* Begin *

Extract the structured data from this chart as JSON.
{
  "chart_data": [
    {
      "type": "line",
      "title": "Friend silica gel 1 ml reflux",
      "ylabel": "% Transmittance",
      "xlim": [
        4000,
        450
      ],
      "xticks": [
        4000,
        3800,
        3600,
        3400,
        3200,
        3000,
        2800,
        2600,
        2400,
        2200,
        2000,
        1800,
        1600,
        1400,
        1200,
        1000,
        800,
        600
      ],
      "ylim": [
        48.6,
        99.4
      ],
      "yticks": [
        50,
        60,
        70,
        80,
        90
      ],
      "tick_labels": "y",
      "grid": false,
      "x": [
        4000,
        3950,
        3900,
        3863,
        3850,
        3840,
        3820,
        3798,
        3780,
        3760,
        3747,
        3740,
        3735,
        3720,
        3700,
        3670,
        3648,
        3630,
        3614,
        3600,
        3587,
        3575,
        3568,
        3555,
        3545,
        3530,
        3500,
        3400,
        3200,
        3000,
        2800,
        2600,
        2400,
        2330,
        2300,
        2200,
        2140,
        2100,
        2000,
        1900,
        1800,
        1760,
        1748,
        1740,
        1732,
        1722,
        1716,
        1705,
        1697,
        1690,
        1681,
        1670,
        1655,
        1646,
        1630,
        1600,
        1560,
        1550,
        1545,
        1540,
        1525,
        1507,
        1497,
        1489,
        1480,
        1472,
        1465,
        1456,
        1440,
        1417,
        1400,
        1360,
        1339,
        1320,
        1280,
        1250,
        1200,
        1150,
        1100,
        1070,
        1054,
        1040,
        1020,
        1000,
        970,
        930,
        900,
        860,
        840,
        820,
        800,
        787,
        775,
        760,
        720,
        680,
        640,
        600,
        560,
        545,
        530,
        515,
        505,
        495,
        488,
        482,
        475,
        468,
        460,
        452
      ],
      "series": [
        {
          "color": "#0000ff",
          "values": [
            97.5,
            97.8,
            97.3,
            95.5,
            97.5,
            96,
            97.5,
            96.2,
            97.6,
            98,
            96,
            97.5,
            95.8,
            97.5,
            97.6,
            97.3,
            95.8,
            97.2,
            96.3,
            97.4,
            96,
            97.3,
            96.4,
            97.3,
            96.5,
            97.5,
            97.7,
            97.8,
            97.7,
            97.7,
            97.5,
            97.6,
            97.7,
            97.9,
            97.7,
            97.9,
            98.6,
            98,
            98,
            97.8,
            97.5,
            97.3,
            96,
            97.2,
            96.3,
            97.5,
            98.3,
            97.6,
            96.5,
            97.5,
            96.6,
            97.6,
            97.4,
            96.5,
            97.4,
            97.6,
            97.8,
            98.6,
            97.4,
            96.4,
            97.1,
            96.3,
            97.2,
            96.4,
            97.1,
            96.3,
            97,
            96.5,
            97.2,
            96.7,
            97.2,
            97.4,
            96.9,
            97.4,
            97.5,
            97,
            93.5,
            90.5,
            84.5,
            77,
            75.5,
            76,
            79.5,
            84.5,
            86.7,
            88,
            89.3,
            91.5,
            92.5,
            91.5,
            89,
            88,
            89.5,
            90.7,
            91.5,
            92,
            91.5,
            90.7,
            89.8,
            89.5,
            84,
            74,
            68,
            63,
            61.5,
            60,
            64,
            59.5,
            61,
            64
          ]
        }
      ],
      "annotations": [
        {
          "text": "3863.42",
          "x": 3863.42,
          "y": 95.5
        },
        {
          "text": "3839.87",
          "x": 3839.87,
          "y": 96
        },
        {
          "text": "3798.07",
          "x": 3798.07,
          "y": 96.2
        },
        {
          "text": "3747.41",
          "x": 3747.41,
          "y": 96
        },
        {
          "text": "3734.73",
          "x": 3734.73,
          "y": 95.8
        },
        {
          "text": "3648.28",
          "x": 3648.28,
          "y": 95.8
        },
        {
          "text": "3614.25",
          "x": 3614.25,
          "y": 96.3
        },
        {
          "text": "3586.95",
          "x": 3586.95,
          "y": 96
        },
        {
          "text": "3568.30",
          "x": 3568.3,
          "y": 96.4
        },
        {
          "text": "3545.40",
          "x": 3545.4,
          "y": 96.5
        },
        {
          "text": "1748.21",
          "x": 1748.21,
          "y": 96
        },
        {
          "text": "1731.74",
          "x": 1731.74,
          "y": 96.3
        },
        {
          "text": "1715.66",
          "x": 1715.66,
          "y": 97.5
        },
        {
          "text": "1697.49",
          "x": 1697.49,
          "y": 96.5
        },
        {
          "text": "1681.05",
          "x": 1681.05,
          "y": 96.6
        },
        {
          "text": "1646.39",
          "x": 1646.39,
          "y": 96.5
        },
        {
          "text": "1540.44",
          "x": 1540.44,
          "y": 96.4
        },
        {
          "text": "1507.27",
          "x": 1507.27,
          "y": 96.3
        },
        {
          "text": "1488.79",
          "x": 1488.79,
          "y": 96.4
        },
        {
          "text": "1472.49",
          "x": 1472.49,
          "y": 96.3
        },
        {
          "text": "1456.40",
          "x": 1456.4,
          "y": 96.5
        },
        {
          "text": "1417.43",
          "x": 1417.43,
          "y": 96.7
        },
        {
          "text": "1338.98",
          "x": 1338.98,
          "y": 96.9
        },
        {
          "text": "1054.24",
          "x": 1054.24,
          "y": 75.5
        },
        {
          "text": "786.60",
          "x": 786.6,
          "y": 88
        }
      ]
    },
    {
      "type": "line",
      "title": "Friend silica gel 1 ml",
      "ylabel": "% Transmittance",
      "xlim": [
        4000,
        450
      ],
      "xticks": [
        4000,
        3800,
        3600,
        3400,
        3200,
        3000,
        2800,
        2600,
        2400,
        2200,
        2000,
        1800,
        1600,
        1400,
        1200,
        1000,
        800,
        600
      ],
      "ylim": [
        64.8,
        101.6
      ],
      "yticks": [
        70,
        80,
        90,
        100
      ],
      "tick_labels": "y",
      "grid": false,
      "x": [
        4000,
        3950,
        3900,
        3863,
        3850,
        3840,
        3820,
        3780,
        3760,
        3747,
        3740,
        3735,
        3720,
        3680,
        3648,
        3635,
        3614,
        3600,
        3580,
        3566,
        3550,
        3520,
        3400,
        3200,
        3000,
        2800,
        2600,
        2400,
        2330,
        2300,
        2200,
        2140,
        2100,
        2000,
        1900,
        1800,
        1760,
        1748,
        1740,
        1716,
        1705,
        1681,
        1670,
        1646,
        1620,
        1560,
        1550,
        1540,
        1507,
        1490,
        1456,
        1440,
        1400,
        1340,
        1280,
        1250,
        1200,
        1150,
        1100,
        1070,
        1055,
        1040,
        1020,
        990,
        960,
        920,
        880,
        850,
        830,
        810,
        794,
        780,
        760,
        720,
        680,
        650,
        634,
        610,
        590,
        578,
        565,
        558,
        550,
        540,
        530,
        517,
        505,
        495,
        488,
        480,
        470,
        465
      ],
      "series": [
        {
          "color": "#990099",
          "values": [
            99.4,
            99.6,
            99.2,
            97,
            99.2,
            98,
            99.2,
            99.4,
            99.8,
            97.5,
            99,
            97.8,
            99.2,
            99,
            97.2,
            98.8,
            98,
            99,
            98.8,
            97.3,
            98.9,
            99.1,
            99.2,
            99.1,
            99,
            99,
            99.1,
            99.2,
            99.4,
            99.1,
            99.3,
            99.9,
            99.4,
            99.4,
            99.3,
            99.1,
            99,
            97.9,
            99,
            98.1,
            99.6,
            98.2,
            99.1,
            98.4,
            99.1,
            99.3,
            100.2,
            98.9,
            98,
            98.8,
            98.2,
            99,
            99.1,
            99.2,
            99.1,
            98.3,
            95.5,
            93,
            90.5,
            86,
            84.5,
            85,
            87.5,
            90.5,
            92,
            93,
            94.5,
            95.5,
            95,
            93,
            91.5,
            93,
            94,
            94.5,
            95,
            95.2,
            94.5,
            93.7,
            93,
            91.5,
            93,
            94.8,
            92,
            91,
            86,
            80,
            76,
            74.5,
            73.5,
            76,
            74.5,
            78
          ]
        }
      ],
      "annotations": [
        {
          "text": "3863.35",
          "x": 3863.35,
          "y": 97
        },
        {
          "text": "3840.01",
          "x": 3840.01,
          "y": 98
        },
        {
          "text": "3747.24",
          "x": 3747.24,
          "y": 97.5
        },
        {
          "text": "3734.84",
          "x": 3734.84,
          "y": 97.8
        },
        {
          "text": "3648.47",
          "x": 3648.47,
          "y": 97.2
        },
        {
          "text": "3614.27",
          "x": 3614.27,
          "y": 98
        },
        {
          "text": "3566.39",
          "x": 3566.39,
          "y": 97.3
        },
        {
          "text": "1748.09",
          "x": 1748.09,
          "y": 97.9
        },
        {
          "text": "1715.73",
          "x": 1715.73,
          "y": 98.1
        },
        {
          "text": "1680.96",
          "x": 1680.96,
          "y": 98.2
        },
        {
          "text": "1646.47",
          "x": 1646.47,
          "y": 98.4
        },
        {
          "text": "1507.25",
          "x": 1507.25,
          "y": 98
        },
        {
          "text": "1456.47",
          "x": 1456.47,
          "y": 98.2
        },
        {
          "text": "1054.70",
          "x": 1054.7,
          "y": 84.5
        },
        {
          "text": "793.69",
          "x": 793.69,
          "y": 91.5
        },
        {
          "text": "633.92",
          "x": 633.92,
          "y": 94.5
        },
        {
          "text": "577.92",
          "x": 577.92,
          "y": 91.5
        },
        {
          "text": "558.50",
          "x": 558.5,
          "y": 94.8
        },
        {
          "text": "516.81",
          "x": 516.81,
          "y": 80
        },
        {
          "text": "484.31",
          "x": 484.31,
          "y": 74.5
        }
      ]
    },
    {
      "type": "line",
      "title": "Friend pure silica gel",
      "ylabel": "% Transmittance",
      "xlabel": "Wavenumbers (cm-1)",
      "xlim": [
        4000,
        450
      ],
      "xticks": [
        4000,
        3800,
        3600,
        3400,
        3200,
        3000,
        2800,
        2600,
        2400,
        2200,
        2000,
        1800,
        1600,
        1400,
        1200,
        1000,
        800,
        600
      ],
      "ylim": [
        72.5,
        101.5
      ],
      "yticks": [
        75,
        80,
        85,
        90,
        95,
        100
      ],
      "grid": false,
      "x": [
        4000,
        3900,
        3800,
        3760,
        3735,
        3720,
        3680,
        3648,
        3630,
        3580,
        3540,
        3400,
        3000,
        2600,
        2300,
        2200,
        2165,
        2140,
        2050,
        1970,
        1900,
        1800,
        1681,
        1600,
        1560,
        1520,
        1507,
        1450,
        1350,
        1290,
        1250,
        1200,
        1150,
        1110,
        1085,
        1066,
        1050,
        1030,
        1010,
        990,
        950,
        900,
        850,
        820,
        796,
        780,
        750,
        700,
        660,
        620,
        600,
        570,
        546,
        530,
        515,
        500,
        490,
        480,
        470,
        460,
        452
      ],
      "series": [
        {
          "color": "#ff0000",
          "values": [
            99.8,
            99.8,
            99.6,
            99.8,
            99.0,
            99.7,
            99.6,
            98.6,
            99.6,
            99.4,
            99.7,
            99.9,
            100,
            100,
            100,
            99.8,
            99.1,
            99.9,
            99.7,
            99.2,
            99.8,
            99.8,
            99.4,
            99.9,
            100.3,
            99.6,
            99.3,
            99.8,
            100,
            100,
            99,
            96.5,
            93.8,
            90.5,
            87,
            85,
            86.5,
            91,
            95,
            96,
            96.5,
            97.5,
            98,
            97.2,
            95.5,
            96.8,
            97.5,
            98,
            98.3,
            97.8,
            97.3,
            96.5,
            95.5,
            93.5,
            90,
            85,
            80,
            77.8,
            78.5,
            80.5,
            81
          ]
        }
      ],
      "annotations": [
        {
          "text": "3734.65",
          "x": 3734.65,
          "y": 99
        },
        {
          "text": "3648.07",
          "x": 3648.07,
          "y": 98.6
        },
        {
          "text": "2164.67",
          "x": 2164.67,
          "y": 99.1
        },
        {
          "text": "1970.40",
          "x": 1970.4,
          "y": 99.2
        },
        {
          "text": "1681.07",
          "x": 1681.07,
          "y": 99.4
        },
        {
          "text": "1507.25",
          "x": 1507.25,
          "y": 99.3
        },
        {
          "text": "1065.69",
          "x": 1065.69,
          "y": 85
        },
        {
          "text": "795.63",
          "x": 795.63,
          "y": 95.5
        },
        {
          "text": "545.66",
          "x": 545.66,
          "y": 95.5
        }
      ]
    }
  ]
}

* End *

▸ Exercise instructions:
Read through the entries and copy every line that includes "title".

▸ Exercise answer:
      "title": "Friend silica gel 1 ml reflux",
      "title": "Friend silica gel 1 ml",
      "title": "Friend pure silica gel",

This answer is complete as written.